Saved data entries
+-------+

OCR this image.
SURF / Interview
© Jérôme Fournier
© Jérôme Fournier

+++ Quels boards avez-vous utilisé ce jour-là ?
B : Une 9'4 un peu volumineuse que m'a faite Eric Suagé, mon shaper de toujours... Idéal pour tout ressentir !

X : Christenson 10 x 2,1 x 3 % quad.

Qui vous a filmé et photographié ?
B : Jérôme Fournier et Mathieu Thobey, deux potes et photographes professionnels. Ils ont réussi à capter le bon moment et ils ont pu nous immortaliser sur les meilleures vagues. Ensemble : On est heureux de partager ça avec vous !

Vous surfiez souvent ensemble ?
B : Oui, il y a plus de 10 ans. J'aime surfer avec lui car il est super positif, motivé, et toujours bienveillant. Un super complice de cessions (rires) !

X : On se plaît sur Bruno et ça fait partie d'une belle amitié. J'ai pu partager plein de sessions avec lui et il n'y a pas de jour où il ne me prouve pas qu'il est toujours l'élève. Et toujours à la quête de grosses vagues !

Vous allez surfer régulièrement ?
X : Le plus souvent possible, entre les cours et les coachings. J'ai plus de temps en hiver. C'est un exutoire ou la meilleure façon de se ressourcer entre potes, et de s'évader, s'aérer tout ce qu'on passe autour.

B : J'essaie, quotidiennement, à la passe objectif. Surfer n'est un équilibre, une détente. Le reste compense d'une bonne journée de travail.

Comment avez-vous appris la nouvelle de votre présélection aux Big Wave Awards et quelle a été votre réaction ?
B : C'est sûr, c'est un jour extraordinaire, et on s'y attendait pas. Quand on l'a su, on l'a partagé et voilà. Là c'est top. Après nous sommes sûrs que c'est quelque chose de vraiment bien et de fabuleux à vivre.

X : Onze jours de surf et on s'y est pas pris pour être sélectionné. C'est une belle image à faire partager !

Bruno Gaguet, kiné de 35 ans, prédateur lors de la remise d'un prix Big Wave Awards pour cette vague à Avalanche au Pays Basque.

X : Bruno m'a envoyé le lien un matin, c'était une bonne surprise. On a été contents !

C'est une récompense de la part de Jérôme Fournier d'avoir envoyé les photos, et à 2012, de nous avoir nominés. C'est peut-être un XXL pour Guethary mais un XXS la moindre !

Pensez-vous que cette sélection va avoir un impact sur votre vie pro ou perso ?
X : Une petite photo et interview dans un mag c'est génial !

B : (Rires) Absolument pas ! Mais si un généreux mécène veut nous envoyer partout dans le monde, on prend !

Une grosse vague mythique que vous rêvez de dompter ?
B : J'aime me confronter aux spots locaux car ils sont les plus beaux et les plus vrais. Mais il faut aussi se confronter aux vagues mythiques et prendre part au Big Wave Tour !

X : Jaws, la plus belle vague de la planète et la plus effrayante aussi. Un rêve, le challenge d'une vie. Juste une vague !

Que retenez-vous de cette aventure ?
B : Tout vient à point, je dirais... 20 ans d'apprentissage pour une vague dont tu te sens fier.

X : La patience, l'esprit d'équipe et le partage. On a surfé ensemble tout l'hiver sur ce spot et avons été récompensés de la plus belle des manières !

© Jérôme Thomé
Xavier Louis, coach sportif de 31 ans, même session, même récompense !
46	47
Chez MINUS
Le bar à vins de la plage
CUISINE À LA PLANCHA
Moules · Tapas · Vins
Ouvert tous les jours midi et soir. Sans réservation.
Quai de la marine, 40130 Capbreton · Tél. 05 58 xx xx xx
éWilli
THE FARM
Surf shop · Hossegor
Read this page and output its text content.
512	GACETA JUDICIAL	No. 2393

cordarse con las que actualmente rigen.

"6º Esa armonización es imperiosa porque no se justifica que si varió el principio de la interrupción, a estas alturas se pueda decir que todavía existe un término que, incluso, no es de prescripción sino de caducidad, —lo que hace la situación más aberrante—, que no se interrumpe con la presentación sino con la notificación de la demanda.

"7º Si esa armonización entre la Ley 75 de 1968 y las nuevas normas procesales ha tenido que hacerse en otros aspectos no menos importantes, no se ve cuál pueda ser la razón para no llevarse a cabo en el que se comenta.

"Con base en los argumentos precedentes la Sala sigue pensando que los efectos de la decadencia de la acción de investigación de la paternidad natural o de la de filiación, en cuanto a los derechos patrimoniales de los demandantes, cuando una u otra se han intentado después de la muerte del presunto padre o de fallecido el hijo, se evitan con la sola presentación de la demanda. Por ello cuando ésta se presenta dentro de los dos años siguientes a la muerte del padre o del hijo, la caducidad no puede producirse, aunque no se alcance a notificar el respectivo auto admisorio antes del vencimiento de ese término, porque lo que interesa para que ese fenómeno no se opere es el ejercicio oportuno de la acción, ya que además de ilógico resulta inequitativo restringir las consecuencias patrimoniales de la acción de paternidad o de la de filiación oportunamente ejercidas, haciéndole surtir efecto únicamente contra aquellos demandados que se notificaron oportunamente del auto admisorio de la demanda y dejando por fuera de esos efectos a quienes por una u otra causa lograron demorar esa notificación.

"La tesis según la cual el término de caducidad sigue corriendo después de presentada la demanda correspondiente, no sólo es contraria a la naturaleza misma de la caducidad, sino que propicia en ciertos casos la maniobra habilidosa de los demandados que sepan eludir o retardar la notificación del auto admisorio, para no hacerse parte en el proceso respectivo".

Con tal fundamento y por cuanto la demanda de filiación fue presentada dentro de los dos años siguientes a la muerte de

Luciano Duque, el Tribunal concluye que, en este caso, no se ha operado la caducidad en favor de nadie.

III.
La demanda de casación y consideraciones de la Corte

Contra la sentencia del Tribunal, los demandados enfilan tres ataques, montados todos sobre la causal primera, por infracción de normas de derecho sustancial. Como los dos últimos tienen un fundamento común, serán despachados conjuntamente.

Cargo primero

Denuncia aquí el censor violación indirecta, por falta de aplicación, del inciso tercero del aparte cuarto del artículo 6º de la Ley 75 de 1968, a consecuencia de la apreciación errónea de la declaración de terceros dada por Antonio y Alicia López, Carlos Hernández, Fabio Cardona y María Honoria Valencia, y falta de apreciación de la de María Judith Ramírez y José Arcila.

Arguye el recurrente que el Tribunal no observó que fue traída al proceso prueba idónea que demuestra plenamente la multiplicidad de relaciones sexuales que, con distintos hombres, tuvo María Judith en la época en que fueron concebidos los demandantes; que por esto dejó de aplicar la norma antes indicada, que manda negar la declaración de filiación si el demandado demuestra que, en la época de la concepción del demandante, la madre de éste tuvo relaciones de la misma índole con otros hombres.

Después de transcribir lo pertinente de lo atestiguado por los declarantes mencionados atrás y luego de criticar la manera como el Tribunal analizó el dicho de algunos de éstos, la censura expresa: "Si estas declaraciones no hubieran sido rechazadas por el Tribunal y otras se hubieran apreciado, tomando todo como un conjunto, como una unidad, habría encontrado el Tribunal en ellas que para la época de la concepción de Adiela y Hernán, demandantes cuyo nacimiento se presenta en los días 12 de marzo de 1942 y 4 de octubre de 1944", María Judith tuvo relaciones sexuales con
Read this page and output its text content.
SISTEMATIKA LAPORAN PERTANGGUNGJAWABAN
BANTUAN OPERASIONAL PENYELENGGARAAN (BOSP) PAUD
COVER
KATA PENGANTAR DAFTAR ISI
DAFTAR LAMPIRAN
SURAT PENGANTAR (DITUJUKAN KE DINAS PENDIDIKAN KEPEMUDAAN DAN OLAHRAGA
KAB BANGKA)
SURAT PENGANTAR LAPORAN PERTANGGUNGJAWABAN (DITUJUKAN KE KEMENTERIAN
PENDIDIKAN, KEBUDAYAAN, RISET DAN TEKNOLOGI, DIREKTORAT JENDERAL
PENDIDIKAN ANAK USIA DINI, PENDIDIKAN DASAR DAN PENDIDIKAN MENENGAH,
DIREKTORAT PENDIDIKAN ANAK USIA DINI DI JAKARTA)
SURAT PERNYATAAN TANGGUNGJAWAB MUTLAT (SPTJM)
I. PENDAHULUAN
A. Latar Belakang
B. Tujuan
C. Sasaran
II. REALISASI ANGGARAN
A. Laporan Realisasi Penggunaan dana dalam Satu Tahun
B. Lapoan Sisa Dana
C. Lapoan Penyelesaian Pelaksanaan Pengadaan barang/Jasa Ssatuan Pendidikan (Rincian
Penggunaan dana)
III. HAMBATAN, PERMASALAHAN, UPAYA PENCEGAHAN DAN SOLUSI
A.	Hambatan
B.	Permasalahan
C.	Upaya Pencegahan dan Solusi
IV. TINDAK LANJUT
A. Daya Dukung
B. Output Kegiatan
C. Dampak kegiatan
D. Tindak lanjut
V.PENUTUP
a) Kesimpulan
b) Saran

+-------+

**JOB**
How many lines of these entries contain "dans"? Answer with the number and nothing else.

**RIGHT ANSWER**
2